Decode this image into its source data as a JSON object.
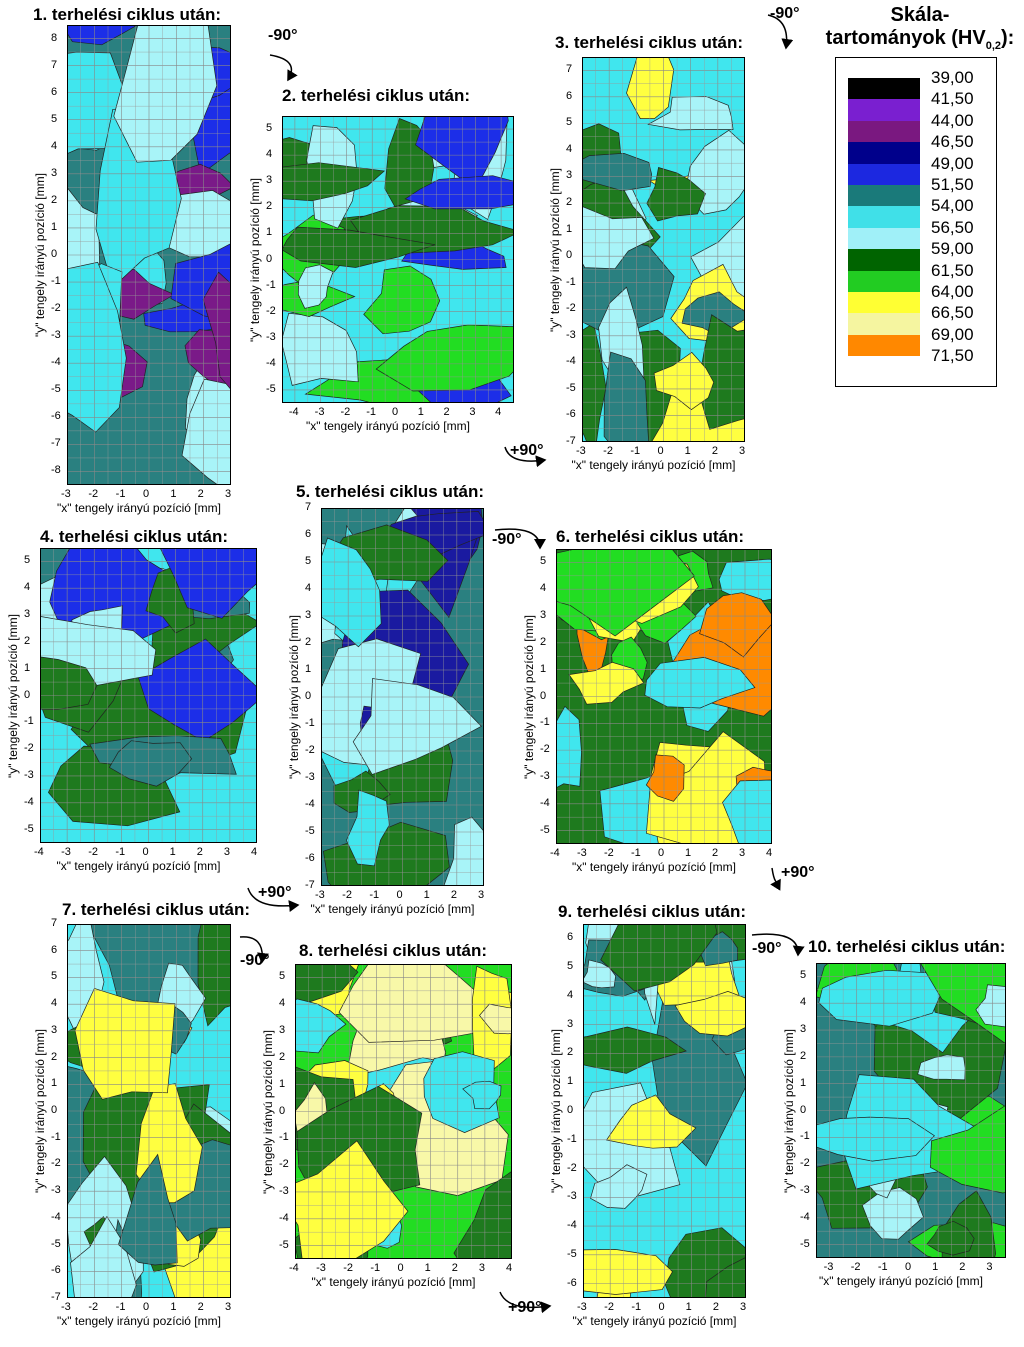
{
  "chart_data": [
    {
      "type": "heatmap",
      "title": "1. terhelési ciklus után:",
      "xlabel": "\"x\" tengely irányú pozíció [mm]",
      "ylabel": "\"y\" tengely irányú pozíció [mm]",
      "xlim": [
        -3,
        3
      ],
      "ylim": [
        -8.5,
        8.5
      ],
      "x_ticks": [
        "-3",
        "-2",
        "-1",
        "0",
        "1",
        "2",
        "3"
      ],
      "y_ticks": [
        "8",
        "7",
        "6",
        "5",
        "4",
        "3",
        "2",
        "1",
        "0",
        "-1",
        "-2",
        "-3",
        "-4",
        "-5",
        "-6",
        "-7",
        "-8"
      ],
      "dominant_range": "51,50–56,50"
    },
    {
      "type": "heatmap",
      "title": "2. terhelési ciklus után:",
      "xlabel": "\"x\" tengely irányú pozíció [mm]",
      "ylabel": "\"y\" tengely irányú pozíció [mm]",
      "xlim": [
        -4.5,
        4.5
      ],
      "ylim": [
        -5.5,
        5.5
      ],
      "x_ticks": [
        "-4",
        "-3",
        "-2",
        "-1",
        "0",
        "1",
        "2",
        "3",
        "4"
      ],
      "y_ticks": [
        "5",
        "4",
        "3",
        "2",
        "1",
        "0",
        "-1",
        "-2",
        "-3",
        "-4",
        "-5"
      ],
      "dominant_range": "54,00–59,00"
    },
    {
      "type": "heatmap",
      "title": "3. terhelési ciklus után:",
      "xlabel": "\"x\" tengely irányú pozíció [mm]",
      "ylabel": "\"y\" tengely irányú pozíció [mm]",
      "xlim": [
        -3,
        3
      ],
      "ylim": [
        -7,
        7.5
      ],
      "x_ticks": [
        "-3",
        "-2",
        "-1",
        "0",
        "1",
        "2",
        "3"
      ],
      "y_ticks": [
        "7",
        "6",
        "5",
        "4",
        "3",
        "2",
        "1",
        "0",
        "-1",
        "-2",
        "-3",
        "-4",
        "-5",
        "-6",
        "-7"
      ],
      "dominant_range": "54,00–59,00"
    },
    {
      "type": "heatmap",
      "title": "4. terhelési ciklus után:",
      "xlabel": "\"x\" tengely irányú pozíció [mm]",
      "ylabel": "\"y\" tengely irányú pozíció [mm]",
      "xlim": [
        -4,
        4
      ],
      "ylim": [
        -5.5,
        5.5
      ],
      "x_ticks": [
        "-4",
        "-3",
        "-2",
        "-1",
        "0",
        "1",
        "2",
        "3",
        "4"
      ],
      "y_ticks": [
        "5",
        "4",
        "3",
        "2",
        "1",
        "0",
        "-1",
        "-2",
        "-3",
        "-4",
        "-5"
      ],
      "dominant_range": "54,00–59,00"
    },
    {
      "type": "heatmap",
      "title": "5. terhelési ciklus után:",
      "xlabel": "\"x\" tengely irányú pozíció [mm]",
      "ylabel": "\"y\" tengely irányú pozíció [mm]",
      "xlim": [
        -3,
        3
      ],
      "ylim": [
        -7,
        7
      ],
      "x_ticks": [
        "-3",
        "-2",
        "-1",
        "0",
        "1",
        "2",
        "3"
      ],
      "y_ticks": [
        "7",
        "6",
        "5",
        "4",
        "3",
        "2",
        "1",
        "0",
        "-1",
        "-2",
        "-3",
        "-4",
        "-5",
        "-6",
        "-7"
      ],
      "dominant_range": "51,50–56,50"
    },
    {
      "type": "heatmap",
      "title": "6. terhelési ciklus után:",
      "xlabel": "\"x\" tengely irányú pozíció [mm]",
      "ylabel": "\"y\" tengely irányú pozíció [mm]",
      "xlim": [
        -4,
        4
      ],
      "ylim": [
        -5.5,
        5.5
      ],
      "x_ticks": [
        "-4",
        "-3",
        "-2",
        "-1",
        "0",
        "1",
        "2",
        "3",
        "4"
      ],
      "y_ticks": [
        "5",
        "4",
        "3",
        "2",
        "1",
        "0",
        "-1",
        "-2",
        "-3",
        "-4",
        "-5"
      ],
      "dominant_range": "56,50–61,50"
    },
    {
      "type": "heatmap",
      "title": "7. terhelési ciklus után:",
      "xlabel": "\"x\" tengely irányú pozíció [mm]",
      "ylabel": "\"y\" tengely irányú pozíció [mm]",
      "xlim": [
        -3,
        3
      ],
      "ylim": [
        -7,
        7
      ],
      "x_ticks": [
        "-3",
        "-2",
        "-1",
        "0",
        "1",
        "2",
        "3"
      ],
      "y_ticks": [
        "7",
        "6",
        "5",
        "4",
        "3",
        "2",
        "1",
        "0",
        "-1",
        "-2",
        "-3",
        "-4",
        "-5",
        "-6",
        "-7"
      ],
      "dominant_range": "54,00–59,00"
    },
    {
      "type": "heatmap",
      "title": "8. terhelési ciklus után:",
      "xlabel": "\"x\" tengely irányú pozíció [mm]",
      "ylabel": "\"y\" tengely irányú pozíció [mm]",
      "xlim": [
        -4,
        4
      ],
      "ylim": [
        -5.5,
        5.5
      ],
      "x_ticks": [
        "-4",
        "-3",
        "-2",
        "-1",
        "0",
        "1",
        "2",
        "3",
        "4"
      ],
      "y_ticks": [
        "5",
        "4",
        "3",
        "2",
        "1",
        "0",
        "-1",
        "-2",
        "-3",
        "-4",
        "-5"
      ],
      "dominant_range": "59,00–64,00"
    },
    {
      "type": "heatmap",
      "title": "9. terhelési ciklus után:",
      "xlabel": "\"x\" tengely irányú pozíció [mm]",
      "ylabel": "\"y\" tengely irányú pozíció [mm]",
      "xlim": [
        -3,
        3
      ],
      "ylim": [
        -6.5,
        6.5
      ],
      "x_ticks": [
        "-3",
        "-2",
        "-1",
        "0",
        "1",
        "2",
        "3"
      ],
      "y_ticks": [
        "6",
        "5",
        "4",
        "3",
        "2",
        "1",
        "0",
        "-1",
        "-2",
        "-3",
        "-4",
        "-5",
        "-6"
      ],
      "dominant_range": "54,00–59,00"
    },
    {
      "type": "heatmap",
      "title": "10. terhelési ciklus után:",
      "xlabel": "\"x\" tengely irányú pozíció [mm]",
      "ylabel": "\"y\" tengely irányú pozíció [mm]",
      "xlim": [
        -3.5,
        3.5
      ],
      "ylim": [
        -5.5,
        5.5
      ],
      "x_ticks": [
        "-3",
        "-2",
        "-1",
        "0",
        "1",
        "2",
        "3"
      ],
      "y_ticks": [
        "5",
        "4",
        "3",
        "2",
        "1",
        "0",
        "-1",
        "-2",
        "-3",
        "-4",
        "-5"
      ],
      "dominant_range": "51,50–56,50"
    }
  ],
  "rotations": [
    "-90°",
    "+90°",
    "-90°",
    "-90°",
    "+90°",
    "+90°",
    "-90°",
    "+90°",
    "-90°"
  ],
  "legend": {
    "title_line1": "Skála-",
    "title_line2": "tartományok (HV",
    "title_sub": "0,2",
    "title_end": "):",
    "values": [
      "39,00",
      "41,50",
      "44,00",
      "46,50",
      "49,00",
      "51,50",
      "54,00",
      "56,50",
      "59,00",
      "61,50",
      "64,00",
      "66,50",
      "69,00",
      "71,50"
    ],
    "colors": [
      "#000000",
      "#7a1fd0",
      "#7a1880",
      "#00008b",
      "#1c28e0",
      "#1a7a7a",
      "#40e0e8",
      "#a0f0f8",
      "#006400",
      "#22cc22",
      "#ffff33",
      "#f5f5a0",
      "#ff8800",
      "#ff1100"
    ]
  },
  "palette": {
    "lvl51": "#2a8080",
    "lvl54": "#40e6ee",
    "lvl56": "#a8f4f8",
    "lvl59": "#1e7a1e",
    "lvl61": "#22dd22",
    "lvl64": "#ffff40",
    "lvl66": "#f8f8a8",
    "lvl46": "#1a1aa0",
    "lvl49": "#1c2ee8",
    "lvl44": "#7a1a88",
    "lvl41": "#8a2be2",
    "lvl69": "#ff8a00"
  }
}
--
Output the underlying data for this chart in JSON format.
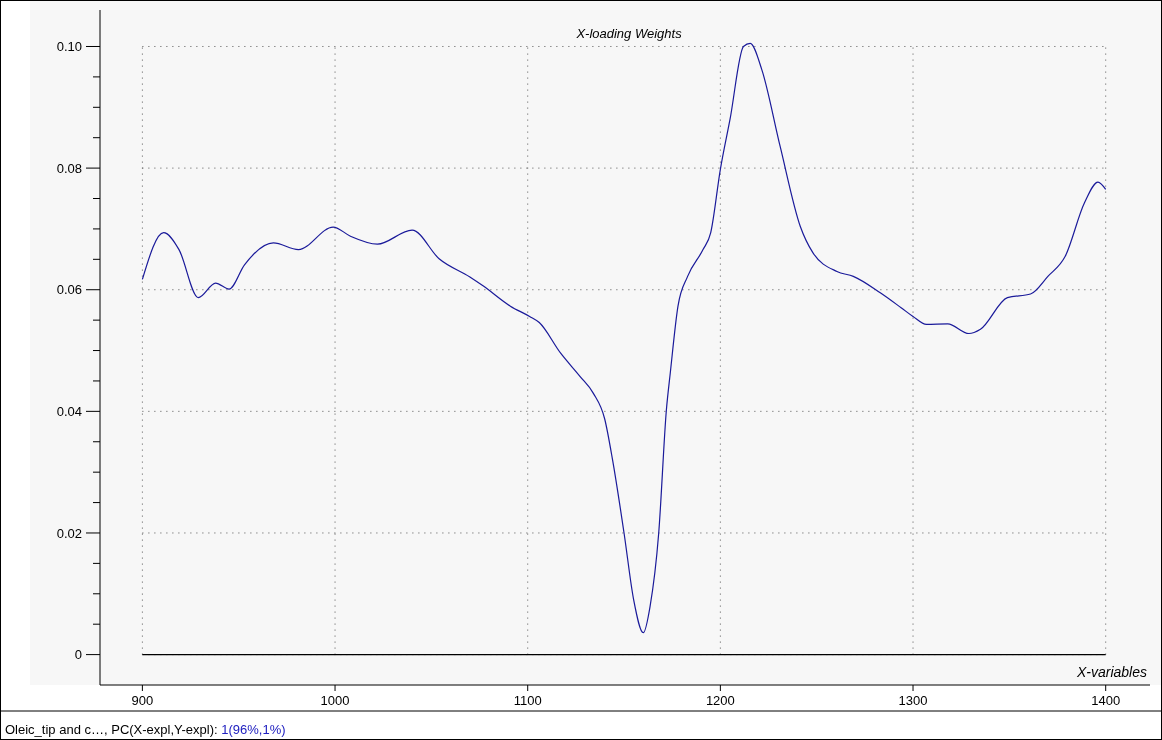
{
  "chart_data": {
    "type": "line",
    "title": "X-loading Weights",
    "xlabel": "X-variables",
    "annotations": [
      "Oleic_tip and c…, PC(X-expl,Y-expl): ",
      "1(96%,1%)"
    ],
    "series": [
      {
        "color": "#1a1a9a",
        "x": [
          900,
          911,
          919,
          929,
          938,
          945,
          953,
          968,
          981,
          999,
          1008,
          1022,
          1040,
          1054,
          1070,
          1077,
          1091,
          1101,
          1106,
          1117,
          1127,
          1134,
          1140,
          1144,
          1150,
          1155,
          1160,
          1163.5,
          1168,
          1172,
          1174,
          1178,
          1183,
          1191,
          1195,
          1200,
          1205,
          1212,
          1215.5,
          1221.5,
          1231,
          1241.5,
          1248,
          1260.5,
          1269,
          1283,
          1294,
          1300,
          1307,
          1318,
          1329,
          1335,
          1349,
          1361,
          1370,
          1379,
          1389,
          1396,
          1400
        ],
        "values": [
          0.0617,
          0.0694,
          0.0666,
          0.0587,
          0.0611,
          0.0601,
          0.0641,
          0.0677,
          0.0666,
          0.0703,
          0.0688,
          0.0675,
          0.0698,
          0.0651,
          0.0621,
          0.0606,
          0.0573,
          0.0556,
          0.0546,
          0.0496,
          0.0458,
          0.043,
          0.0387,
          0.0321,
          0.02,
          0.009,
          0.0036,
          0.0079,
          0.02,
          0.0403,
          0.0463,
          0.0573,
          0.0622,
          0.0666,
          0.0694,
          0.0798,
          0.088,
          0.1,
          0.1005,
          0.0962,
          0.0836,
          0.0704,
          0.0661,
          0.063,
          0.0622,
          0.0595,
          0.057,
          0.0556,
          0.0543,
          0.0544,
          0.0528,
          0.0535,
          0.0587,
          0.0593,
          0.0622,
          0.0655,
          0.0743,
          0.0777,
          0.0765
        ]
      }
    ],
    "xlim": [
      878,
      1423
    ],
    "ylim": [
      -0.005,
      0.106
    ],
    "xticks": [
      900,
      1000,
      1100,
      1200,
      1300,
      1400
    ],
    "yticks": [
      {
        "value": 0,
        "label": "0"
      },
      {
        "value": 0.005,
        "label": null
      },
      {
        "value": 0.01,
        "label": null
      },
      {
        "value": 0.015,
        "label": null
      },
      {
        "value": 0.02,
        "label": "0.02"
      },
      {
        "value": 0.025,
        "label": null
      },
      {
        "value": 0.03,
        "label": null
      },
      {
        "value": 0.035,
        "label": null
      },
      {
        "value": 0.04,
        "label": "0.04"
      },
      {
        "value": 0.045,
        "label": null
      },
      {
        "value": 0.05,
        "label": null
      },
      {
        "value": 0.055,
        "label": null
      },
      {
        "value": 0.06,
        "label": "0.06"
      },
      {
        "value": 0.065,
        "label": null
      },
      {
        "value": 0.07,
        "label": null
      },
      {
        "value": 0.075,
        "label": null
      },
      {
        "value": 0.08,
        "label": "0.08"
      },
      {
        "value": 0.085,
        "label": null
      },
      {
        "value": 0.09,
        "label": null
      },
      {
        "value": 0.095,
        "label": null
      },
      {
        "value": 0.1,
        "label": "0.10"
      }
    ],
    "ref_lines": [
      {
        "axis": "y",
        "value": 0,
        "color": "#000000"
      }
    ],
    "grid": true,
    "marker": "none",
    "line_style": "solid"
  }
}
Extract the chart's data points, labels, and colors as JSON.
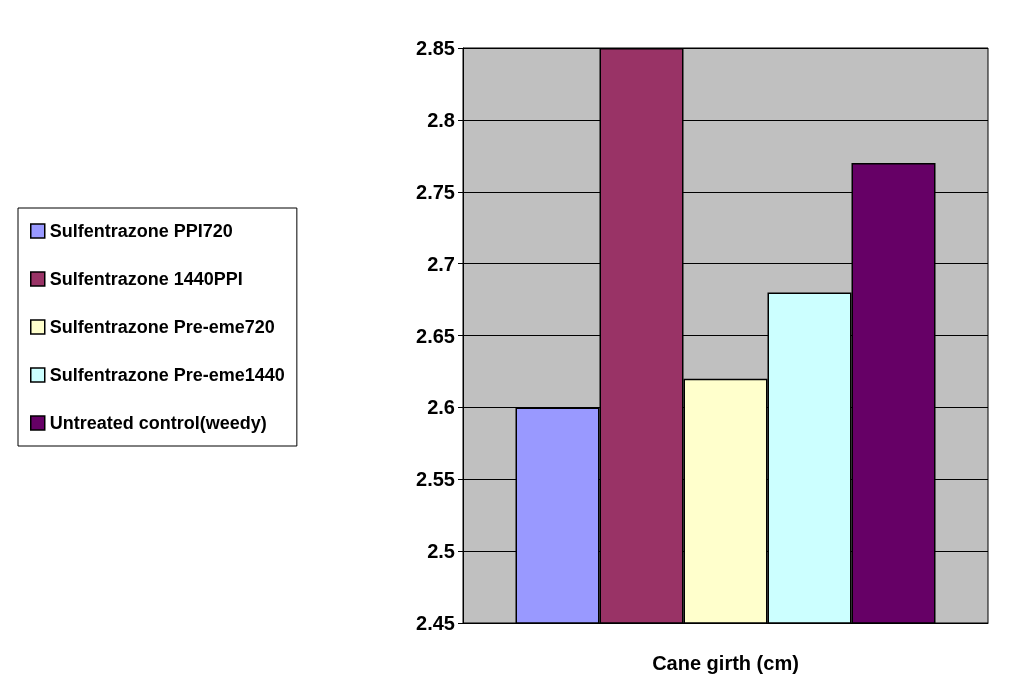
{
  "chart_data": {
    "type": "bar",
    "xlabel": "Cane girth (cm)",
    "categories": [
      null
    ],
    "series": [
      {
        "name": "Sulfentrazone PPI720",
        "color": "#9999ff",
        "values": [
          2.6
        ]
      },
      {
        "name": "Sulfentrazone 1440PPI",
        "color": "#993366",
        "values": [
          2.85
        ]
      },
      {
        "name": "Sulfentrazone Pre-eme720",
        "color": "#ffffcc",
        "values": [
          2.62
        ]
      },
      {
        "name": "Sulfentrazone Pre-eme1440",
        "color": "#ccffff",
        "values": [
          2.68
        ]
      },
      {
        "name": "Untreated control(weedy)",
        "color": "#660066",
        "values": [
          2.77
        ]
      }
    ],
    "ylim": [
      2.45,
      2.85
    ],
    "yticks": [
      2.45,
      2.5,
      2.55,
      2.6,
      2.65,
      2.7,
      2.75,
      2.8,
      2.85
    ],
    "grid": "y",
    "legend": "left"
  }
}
--
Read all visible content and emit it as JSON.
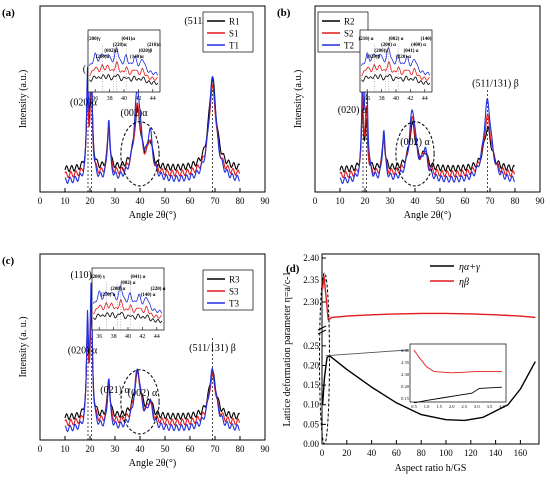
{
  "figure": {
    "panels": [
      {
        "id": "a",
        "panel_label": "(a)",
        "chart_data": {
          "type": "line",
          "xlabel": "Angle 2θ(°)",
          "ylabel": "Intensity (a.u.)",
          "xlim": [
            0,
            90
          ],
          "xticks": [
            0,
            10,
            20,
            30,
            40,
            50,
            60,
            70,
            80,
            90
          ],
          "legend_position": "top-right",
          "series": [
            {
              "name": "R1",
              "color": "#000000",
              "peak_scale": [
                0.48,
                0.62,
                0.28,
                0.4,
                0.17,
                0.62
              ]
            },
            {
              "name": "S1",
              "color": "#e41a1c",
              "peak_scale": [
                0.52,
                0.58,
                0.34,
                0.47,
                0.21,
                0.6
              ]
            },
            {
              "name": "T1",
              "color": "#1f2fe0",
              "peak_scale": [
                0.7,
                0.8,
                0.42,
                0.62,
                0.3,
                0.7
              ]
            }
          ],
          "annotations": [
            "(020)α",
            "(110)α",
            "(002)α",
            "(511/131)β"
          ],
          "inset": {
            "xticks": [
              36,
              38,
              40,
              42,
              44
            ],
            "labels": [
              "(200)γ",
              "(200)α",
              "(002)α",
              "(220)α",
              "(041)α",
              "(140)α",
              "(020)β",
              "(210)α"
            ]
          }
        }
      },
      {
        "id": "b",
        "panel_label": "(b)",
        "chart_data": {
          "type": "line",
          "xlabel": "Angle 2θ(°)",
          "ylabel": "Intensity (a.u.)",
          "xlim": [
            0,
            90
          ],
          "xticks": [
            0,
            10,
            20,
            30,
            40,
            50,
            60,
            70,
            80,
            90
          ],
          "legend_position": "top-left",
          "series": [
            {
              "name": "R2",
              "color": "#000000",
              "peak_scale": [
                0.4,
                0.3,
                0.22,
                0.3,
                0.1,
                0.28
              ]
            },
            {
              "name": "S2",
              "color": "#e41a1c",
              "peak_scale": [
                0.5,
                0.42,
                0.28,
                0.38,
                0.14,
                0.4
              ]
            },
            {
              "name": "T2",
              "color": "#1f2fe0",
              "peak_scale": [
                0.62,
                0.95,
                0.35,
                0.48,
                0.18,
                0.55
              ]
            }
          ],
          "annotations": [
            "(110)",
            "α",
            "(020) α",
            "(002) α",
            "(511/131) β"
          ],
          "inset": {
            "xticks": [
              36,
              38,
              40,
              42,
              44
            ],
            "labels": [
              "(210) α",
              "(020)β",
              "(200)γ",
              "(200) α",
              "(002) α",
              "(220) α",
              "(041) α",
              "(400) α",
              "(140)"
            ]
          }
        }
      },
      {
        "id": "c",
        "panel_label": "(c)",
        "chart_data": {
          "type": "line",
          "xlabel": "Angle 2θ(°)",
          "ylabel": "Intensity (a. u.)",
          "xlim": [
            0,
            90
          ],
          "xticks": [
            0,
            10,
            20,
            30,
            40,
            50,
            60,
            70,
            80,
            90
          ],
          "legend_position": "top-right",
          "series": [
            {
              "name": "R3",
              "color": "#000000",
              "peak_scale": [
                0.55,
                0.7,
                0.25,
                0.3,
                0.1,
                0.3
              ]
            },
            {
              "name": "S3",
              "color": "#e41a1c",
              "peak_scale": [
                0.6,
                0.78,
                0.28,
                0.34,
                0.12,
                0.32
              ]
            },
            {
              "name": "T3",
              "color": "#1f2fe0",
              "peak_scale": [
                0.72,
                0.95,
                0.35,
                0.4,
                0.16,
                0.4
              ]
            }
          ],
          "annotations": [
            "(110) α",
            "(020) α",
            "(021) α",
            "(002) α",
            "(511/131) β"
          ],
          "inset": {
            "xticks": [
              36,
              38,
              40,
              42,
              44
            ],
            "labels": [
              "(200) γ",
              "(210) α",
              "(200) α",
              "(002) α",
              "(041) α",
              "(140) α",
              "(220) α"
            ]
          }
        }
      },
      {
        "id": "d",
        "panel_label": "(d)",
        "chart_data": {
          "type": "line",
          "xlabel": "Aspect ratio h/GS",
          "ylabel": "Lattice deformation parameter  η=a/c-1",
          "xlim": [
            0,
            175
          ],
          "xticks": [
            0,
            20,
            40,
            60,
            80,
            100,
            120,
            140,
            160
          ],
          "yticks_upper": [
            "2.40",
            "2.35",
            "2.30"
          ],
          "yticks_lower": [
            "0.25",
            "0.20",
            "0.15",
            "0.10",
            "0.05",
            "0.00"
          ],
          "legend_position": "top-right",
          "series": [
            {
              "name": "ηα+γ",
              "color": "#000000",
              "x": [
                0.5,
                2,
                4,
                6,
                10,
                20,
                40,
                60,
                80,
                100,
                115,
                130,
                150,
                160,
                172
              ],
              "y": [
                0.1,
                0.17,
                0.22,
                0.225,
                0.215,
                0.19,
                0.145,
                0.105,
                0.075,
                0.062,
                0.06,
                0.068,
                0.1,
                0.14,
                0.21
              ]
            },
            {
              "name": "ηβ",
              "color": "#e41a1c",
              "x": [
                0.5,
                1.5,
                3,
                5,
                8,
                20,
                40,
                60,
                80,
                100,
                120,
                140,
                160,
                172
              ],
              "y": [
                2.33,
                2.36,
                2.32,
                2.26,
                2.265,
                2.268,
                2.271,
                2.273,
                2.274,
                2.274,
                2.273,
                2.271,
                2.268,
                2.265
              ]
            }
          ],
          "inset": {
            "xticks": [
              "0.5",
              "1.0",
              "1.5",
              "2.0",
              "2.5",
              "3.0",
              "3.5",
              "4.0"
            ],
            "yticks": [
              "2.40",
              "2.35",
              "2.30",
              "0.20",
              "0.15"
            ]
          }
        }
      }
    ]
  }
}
--
▶ **Work required**:
Copy all lines from the entries that contain the word "ciklus".

▶ **Final result**:
      "title": "1. terhelési ciklus után:",
      "title": "2. terhelési ciklus után:",
      "title": "3. terhelési ciklus után:",
      "title": "4. terhelési ciklus után:",
      "title": "5. terhelési ciklus után:",
      "title": "6. terhelési ciklus után:",
      "title": "7. terhelési ciklus után:",
      "title": "8. terhelési ciklus után:",
      "title": "9. terhelési ciklus után:",
      "title": "10. terhelési ciklus után:",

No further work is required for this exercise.